#### Do this
Every entry needs to be reproduced exactly.

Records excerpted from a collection
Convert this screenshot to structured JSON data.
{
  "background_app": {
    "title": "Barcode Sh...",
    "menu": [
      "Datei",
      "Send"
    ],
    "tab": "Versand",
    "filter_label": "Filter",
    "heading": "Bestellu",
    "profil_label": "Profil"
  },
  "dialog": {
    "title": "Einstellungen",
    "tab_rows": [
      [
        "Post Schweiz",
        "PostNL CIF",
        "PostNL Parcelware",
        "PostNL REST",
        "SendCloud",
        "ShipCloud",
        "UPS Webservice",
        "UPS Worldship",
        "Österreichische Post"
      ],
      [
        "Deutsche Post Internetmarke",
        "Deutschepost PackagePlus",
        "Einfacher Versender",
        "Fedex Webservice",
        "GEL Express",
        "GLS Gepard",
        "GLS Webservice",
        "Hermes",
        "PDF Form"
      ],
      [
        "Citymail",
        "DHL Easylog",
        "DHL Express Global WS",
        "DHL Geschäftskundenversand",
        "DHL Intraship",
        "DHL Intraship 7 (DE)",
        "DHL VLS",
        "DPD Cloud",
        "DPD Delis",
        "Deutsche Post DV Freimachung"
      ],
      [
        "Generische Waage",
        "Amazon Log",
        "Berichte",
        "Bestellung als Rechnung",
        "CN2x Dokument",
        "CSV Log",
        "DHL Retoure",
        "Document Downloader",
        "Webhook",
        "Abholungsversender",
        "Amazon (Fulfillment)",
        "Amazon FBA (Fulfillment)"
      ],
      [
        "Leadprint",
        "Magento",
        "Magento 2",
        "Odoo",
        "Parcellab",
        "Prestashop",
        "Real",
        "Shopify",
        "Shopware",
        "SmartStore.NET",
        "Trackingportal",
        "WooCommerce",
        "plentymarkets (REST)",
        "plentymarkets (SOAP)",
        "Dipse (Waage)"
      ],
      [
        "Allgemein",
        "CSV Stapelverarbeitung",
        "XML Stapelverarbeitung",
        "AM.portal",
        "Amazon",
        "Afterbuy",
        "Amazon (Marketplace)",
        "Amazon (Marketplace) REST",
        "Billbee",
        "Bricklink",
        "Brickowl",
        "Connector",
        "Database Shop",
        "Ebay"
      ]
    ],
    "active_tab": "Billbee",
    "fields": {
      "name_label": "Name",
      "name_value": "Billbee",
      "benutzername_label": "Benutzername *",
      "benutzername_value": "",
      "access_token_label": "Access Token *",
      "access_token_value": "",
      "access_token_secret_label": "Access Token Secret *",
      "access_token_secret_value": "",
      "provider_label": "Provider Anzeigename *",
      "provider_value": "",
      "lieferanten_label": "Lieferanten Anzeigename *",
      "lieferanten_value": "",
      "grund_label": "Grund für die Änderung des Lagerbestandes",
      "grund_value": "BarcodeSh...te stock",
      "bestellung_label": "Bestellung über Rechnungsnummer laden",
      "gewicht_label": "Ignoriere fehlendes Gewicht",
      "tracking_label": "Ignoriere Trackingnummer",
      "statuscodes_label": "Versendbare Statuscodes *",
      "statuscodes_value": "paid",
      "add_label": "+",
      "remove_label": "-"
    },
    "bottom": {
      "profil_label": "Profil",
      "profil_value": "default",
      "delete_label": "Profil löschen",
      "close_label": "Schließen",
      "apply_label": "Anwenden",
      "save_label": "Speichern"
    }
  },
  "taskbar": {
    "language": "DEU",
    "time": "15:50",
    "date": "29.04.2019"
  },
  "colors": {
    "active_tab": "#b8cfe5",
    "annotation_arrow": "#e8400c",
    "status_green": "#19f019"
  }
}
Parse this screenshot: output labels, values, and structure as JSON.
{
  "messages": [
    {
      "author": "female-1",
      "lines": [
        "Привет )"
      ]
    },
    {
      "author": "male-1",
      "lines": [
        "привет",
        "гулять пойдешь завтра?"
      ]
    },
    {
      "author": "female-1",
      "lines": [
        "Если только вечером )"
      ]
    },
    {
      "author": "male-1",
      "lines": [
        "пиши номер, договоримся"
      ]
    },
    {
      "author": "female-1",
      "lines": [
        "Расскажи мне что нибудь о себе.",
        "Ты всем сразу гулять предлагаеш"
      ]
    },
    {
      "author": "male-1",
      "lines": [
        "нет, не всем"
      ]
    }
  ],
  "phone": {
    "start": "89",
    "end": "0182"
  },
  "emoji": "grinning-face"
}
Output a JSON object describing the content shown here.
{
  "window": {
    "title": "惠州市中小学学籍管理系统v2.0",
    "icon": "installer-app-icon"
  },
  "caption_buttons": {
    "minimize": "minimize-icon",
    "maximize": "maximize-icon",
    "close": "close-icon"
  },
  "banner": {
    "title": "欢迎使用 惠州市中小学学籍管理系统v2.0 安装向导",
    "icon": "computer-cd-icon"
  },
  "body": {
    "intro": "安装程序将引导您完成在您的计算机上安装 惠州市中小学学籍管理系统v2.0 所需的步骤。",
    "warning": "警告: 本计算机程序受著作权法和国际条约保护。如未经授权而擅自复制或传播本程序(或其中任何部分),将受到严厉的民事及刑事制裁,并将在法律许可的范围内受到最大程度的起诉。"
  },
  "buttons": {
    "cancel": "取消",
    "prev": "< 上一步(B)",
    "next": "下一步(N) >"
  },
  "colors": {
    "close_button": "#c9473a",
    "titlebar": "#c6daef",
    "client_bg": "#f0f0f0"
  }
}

#### Complete response
Convert this screenshot to structured JSON data.
{
  "background_app": {
    "title": "Barcode Sh...",
    "menu": [
      "Datei",
      "Send"
    ],
    "tab": "Versand",
    "filter_label": "Filter",
    "heading": "Bestellu",
    "profil_label": "Profil"
  },
  "dialog": {
    "title": "Einstellungen",
    "tab_rows": [
      [
        "Post Schweiz",
        "PostNL CIF",
        "PostNL Parcelware",
        "PostNL REST",
        "SendCloud",
        "ShipCloud",
        "UPS Webservice",
        "UPS Worldship",
        "Österreichische Post"
      ],
      [
        "Deutsche Post Internetmarke",
        "Deutschepost PackagePlus",
        "Einfacher Versender",
        "Fedex Webservice",
        "GEL Express",
        "GLS Gepard",
        "GLS Webservice",
        "Hermes",
        "PDF Form"
      ],
      [
        "Citymail",
        "DHL Easylog",
        "DHL Express Global WS",
        "DHL Geschäftskundenversand",
        "DHL Intraship",
        "DHL Intraship 7 (DE)",
        "DHL VLS",
        "DPD Cloud",
        "DPD Delis",
        "Deutsche Post DV Freimachung"
      ],
      [
        "Generische Waage",
        "Amazon Log",
        "Berichte",
        "Bestellung als Rechnung",
        "CN2x Dokument",
        "CSV Log",
        "DHL Retoure",
        "Document Downloader",
        "Webhook",
        "Abholungsversender",
        "Amazon (Fulfillment)",
        "Amazon FBA (Fulfillment)"
      ],
      [
        "Leadprint",
        "Magento",
        "Magento 2",
        "Odoo",
        "Parcellab",
        "Prestashop",
        "Real",
        "Shopify",
        "Shopware",
        "SmartStore.NET",
        "Trackingportal",
        "WooCommerce",
        "plentymarkets (REST)",
        "plentymarkets (SOAP)",
        "Dipse (Waage)"
      ],
      [
        "Allgemein",
        "CSV Stapelverarbeitung",
        "XML Stapelverarbeitung",
        "AM.portal",
        "Amazon",
        "Afterbuy",
        "Amazon (Marketplace)",
        "Amazon (Marketplace) REST",
        "Billbee",
        "Bricklink",
        "Brickowl",
        "Connector",
        "Database Shop",
        "Ebay"
      ]
    ],
    "active_tab": "Billbee",
    "fields": {
      "name_label": "Name",
      "name_value": "Billbee",
      "benutzername_label": "Benutzername *",
      "benutzername_value": "",
      "access_token_label": "Access Token *",
      "access_token_value": "",
      "access_token_secret_label": "Access Token Secret *",
      "access_token_secret_value": "",
      "provider_label": "Provider Anzeigename *",
      "provider_value": "",
      "lieferanten_label": "Lieferanten Anzeigename *",
      "lieferanten_value": "",
      "grund_label": "Grund für die Änderung des Lagerbestandes",
      "grund_value": "BarcodeSh...te stock",
      "bestellung_label": "Bestellung über Rechnungsnummer laden",
      "gewicht_label": "Ignoriere fehlendes Gewicht",
      "tracking_label": "Ignoriere Trackingnummer",
      "statuscodes_label": "Versendbare Statuscodes *",
      "statuscodes_value": "paid",
      "add_label": "+",
      "remove_label": "-"
    },
    "bottom": {
      "profil_label": "Profil",
      "profil_value": "default",
      "delete_label": "Profil löschen",
      "close_label": "Schließen",
      "apply_label": "Anwenden",
      "save_label": "Speichern"
    }
  },
  "taskbar": {
    "language": "DEU",
    "time": "15:50",
    "date": "29.04.2019"
  },
  "colors": {
    "active_tab": "#b8cfe5",
    "annotation_arrow": "#e8400c",
    "status_green": "#19f019"
  }
}
Parse this screenshot: output labels, values, and structure as JSON.
{
  "messages": [
    {
      "author": "female-1",
      "lines": [
        "Привет )"
      ]
    },
    {
      "author": "male-1",
      "lines": [
        "привет",
        "гулять пойдешь завтра?"
      ]
    },
    {
      "author": "female-1",
      "lines": [
        "Если только вечером )"
      ]
    },
    {
      "author": "male-1",
      "lines": [
        "пиши номер, договоримся"
      ]
    },
    {
      "author": "female-1",
      "lines": [
        "Расскажи мне что нибудь о себе.",
        "Ты всем сразу гулять предлагаеш"
      ]
    },
    {
      "author": "male-1",
      "lines": [
        "нет, не всем"
      ]
    }
  ],
  "phone": {
    "start": "89",
    "end": "0182"
  },
  "emoji": "grinning-face"
}
Output a JSON object describing the content shown here.
{
  "window": {
    "title": "惠州市中小学学籍管理系统v2.0",
    "icon": "installer-app-icon"
  },
  "caption_buttons": {
    "minimize": "minimize-icon",
    "maximize": "maximize-icon",
    "close": "close-icon"
  },
  "banner": {
    "title": "欢迎使用 惠州市中小学学籍管理系统v2.0 安装向导",
    "icon": "computer-cd-icon"
  },
  "body": {
    "intro": "安装程序将引导您完成在您的计算机上安装 惠州市中小学学籍管理系统v2.0 所需的步骤。",
    "warning": "警告: 本计算机程序受著作权法和国际条约保护。如未经授权而擅自复制或传播本程序(或其中任何部分),将受到严厉的民事及刑事制裁,并将在法律许可的范围内受到最大程度的起诉。"
  },
  "buttons": {
    "cancel": "取消",
    "prev": "< 上一步(B)",
    "next": "下一步(N) >"
  },
  "colors": {
    "close_button": "#c9473a",
    "titlebar": "#c6daef",
    "client_bg": "#f0f0f0"
  }
}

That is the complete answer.